::: Extracted entries

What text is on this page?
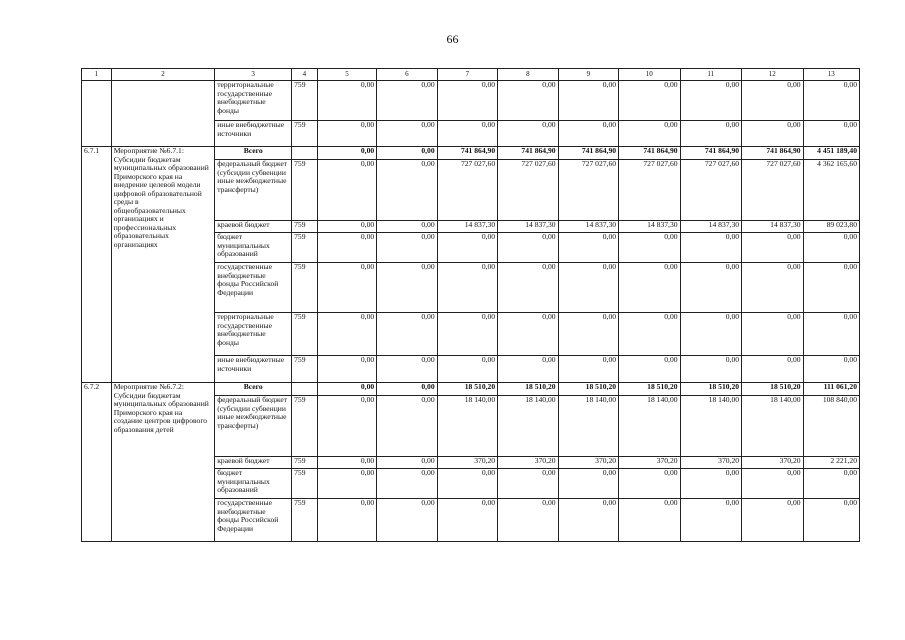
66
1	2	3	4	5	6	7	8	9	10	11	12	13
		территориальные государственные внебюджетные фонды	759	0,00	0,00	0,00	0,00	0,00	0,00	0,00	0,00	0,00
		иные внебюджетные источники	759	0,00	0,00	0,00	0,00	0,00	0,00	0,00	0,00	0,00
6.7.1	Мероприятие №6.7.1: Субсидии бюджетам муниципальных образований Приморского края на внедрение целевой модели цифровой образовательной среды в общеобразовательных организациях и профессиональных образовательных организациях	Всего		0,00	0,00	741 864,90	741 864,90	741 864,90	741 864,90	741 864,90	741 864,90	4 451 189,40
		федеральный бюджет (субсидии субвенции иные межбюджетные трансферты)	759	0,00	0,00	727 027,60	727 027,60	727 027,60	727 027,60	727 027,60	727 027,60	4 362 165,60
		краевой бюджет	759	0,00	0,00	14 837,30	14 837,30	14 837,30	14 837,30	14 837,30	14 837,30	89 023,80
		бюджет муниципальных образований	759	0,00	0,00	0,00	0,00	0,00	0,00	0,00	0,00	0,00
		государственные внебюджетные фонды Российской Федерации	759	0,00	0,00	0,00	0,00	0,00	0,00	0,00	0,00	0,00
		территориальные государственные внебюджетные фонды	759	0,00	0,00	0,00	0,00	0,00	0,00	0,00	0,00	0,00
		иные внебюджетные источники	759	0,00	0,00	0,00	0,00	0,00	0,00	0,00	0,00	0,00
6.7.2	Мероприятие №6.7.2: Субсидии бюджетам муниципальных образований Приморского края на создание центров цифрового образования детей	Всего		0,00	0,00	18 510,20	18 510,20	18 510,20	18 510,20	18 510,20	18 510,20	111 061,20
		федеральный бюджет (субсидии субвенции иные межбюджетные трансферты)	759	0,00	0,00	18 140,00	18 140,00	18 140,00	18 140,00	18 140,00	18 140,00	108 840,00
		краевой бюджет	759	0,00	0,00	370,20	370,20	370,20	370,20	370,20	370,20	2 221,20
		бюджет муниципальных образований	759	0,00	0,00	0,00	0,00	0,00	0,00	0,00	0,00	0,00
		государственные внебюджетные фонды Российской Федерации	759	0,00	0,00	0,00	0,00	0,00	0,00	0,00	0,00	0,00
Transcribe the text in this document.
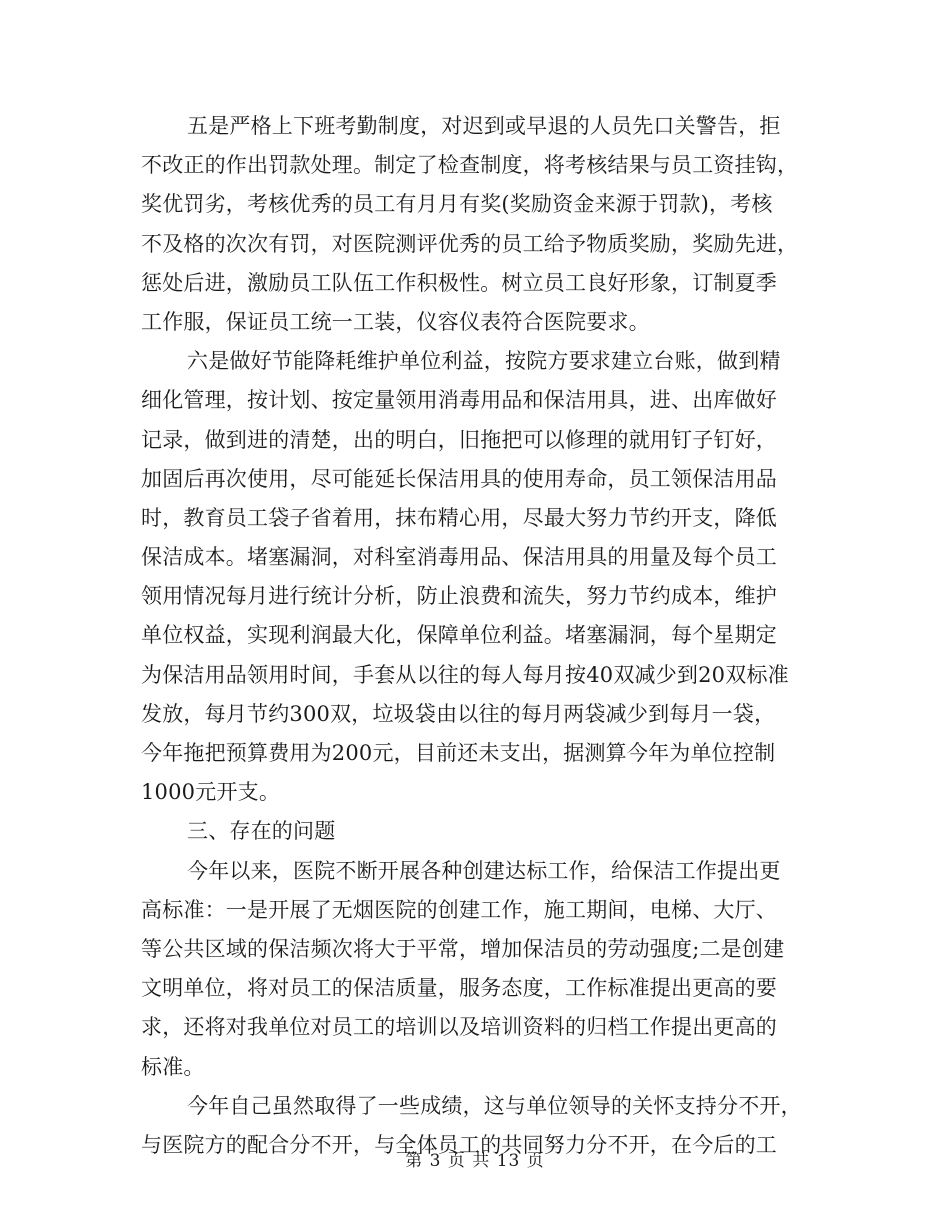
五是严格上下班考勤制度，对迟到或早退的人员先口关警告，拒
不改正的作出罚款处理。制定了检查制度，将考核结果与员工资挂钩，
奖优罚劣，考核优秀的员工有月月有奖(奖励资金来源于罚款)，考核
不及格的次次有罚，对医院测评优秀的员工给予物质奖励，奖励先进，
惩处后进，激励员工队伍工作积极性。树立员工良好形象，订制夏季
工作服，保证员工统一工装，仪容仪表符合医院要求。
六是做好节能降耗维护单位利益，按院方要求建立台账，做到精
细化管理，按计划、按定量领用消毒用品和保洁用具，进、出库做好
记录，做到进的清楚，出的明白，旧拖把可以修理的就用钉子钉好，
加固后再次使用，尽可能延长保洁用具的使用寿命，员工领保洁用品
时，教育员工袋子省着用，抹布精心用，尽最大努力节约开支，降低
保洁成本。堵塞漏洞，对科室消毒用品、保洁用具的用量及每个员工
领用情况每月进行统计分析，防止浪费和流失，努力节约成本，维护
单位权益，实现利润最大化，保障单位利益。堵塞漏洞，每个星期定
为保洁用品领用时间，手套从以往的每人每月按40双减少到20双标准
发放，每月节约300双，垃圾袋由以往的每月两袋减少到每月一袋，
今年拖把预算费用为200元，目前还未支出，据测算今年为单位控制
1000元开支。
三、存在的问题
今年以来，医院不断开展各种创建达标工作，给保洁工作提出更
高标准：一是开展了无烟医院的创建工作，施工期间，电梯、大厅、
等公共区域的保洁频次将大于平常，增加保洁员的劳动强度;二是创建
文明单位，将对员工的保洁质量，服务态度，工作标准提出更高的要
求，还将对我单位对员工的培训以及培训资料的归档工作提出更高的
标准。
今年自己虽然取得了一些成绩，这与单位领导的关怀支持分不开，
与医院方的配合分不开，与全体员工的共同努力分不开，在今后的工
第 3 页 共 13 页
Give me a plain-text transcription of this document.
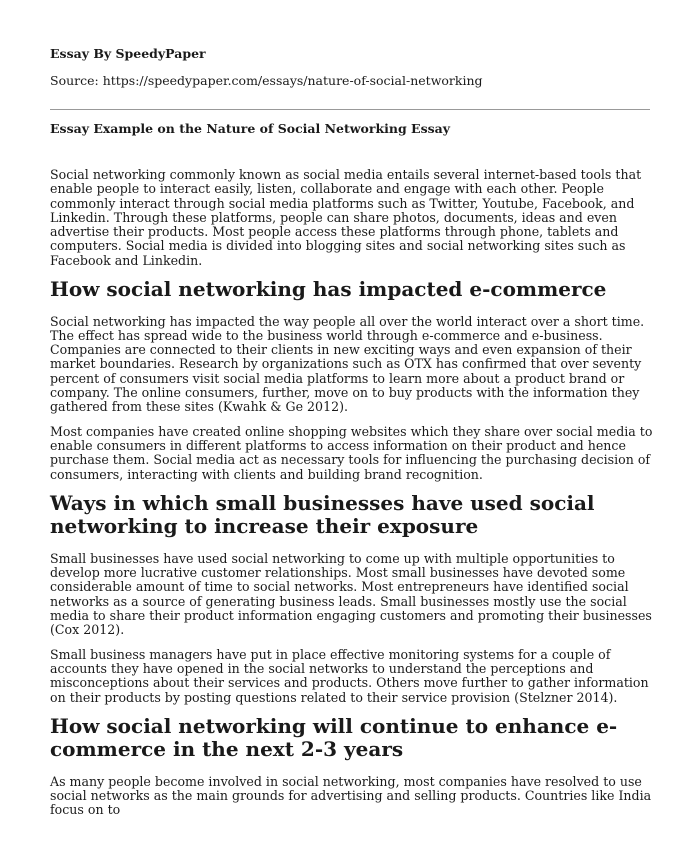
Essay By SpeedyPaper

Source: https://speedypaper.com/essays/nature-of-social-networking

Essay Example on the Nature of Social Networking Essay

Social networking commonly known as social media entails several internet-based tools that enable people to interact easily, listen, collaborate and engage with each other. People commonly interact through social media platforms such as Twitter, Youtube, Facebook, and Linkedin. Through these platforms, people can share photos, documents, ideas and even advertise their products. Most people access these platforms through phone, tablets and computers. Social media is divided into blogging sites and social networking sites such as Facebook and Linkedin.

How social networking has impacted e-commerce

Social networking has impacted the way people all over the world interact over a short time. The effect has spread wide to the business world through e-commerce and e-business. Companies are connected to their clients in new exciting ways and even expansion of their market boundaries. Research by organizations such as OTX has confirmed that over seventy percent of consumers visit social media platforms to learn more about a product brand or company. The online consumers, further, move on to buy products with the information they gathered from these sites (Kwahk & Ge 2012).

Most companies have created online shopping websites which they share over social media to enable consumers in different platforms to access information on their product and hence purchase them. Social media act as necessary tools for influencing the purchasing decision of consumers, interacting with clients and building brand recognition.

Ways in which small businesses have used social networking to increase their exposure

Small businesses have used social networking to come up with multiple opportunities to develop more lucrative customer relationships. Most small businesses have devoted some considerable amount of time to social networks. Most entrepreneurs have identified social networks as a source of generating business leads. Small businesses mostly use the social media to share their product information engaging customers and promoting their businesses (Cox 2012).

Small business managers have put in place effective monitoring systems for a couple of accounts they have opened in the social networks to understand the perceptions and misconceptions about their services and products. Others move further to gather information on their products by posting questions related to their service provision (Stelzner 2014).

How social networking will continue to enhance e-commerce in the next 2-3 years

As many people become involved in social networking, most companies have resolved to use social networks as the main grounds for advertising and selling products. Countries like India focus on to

::::::
::: Extracted entries

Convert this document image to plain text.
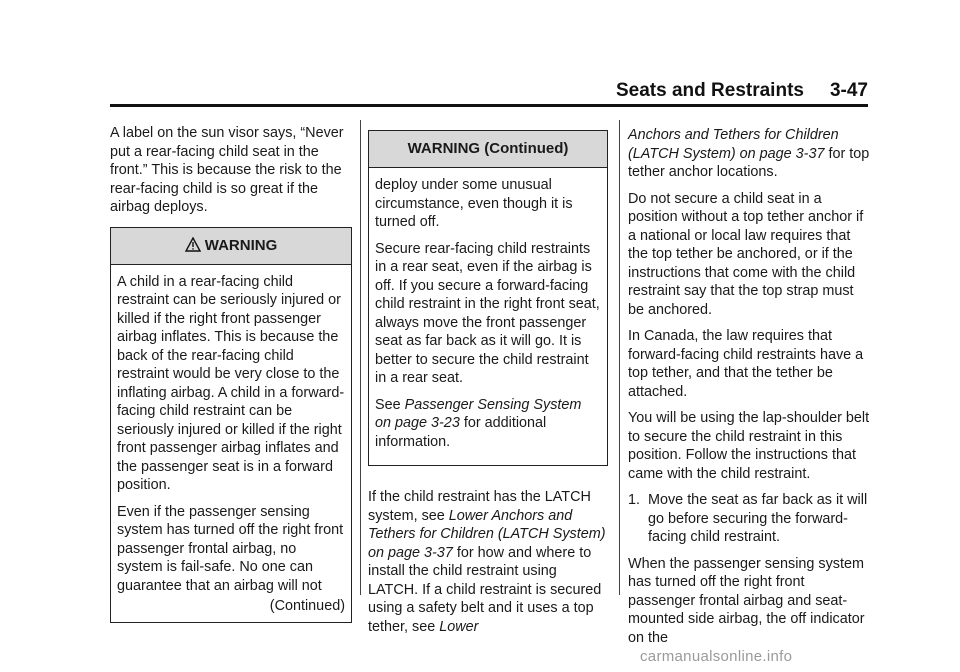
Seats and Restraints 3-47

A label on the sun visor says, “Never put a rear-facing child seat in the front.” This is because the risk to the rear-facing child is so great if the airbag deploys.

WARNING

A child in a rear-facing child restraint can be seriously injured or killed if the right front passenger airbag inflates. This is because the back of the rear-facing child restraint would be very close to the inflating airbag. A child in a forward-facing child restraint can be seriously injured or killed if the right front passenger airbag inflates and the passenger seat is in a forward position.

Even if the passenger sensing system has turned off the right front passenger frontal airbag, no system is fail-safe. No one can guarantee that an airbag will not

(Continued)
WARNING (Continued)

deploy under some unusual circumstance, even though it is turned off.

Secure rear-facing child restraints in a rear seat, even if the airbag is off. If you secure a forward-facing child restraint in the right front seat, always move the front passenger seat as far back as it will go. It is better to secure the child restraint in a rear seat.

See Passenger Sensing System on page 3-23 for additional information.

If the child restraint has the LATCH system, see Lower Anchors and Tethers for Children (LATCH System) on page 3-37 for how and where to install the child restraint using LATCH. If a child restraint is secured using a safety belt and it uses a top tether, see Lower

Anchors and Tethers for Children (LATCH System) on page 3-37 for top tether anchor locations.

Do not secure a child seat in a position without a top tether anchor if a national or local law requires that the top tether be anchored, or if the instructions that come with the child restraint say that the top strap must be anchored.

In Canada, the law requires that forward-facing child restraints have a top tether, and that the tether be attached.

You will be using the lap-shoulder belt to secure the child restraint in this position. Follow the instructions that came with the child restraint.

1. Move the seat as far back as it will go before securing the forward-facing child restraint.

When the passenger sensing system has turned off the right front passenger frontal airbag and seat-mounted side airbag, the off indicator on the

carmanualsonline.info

::::::

| Aim |
Extract all lines from the material above that include the word "иные".

| Response below |
		иные внебюджетные источники	759	0,00	0,00	0,00	0,00	0,00	0,00	0,00	0,00	0,00
		федеральный бюджет (субсидии субвенции иные межбюджетные трансферты)	759	0,00	0,00	727 027,60	727 027,60	727 027,60	727 027,60	727 027,60	727 027,60	4 362 165,60
		иные внебюджетные источники	759	0,00	0,00	0,00	0,00	0,00	0,00	0,00	0,00	0,00
		федеральный бюджет (субсидии субвенции иные межбюджетные трансферты)	759	0,00	0,00	18 140,00	18 140,00	18 140,00	18 140,00	18 140,00	18 140,00	108 840,00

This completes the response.